* [Prompt]: Find the lines holding the string "parte" in the data, then copy all of them.

* [Dataset extract]:
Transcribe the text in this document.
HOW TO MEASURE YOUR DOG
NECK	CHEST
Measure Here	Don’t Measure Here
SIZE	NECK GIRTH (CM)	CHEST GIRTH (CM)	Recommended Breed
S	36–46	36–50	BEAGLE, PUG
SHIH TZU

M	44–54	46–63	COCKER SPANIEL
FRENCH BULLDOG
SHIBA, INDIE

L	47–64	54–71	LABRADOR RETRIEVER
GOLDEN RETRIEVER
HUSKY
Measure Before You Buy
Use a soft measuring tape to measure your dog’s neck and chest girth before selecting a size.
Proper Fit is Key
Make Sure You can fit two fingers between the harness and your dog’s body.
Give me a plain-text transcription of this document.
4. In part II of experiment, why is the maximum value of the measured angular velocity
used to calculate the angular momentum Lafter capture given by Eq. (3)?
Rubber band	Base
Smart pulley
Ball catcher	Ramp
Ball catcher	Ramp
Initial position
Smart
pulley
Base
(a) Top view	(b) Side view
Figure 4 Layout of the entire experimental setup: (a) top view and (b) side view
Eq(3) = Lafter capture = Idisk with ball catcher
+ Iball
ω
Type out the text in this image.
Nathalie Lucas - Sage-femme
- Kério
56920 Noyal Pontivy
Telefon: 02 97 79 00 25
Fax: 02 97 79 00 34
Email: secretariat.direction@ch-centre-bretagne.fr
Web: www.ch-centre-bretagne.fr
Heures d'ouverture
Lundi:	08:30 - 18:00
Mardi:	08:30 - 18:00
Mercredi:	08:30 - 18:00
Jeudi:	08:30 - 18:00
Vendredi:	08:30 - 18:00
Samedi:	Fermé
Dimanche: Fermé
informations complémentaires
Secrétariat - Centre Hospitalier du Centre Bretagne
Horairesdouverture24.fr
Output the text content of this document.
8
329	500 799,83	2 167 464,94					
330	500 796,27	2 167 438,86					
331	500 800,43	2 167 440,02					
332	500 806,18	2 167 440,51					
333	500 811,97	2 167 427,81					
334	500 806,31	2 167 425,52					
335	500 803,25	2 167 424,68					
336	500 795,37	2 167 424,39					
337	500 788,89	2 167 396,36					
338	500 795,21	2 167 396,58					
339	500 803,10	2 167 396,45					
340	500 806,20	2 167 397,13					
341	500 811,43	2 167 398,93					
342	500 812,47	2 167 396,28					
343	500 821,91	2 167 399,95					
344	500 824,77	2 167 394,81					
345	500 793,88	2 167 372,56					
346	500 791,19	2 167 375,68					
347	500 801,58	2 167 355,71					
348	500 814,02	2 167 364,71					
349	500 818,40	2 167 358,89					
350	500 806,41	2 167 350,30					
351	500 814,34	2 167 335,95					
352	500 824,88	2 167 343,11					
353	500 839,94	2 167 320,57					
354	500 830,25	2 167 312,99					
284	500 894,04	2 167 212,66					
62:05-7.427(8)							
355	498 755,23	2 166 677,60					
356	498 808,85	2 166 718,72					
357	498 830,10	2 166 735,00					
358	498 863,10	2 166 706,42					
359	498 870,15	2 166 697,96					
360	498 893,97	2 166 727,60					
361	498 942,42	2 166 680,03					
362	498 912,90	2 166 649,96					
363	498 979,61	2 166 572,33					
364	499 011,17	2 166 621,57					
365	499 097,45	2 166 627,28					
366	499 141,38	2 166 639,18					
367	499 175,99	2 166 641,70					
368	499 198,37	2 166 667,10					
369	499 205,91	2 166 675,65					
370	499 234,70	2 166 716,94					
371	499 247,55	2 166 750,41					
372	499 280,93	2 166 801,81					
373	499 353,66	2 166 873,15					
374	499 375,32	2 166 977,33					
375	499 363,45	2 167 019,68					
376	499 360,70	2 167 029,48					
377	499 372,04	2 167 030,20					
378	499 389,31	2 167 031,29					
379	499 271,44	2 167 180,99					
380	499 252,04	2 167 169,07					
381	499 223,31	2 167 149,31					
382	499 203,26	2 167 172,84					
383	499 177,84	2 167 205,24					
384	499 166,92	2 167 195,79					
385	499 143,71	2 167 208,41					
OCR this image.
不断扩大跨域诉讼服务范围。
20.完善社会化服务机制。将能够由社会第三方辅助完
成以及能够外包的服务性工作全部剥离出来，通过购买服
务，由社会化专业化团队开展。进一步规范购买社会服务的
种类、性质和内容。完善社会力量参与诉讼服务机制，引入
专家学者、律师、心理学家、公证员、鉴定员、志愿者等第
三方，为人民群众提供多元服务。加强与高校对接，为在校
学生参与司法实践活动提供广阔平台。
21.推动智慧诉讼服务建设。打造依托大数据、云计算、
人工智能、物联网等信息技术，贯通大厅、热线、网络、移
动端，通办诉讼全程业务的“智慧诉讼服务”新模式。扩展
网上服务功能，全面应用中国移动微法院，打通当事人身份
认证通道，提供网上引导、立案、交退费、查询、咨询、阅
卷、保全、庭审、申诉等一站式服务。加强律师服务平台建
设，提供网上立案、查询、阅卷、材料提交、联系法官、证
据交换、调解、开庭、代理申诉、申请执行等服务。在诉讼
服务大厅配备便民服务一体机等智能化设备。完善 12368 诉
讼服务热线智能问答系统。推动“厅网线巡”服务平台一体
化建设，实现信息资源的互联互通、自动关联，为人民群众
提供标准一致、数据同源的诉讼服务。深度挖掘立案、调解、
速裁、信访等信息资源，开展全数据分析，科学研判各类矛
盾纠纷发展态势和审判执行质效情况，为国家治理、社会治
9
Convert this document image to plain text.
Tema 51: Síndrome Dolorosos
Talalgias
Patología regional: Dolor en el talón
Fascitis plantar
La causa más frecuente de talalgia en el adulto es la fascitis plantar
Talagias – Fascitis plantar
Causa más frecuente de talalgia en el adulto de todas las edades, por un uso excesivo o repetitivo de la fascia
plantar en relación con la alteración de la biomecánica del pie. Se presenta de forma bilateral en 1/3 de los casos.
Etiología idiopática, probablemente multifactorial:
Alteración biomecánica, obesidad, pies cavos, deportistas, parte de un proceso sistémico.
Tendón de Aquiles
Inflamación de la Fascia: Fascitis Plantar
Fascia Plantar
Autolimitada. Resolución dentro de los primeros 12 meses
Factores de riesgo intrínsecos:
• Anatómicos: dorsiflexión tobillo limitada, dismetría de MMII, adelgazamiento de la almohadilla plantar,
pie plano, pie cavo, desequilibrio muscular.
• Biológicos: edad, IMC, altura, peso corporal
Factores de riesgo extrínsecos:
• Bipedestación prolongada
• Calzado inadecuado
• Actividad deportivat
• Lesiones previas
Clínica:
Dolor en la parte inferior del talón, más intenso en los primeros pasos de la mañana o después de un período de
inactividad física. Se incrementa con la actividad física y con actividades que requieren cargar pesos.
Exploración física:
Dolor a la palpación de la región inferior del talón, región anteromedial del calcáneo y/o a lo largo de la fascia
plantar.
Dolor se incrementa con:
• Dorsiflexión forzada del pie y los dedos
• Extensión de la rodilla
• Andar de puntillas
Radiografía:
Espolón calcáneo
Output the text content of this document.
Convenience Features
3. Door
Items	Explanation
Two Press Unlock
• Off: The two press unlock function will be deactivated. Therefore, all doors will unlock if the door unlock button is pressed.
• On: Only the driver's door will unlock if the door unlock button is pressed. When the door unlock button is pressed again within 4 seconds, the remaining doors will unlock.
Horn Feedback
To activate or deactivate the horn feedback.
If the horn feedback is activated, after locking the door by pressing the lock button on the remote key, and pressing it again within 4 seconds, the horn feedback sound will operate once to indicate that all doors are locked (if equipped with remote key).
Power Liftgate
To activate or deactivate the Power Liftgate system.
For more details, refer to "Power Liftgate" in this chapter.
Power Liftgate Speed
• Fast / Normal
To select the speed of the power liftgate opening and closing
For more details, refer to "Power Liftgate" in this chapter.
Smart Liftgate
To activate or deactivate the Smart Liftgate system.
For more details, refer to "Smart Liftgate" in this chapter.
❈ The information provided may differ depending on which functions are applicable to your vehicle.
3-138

* [Full answer]:
Alteración biomecánica, obesidad, pies cavos, deportistas, parte de un proceso sistémico.
Dolor en la parte inferior del talón, más intenso en los primeros pasos de la mañana o después de un período de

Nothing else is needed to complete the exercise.